--- begin DATA SHOWN ---
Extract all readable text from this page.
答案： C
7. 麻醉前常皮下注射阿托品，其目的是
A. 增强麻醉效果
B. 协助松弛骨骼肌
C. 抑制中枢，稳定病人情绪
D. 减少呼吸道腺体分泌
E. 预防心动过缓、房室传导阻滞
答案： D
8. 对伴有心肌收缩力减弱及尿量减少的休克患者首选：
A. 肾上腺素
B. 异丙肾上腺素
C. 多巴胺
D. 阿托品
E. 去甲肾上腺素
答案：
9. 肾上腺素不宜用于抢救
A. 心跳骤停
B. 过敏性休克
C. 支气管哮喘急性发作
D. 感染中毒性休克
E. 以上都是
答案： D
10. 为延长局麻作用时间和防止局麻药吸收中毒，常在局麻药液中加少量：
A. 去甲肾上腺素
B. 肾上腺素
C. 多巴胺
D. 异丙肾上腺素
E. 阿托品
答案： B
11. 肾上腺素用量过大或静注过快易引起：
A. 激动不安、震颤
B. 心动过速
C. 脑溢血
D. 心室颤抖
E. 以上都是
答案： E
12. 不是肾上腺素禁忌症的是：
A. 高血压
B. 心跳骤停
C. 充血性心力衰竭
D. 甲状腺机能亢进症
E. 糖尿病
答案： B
--- end DATA SHOWN ---
WHAT YOU ARE ASKED TO DO: Each record must be returned exactly as it is written.

ANSWER IN FULL:
Extract all readable text from this page.
答案： C
7. 麻醉前常皮下注射阿托品，其目的是
A. 增强麻醉效果
B. 协助松弛骨骼肌
C. 抑制中枢，稳定病人情绪
D. 减少呼吸道腺体分泌
E. 预防心动过缓、房室传导阻滞
答案： D
8. 对伴有心肌收缩力减弱及尿量减少的休克患者首选：
A. 肾上腺素
B. 异丙肾上腺素
C. 多巴胺
D. 阿托品
E. 去甲肾上腺素
答案：
9. 肾上腺素不宜用于抢救
A. 心跳骤停
B. 过敏性休克
C. 支气管哮喘急性发作
D. 感染中毒性休克
E. 以上都是
答案： D
10. 为延长局麻作用时间和防止局麻药吸收中毒，常在局麻药液中加少量：
A. 去甲肾上腺素
B. 肾上腺素
C. 多巴胺
D. 异丙肾上腺素
E. 阿托品
答案： B
11. 肾上腺素用量过大或静注过快易引起：
A. 激动不安、震颤
B. 心动过速
C. 脑溢血
D. 心室颤抖
E. 以上都是
答案： E
12. 不是肾上腺素禁忌症的是：
A. 高血压
B. 心跳骤停
C. 充血性心力衰竭
D. 甲状腺机能亢进症
E. 糖尿病
答案： B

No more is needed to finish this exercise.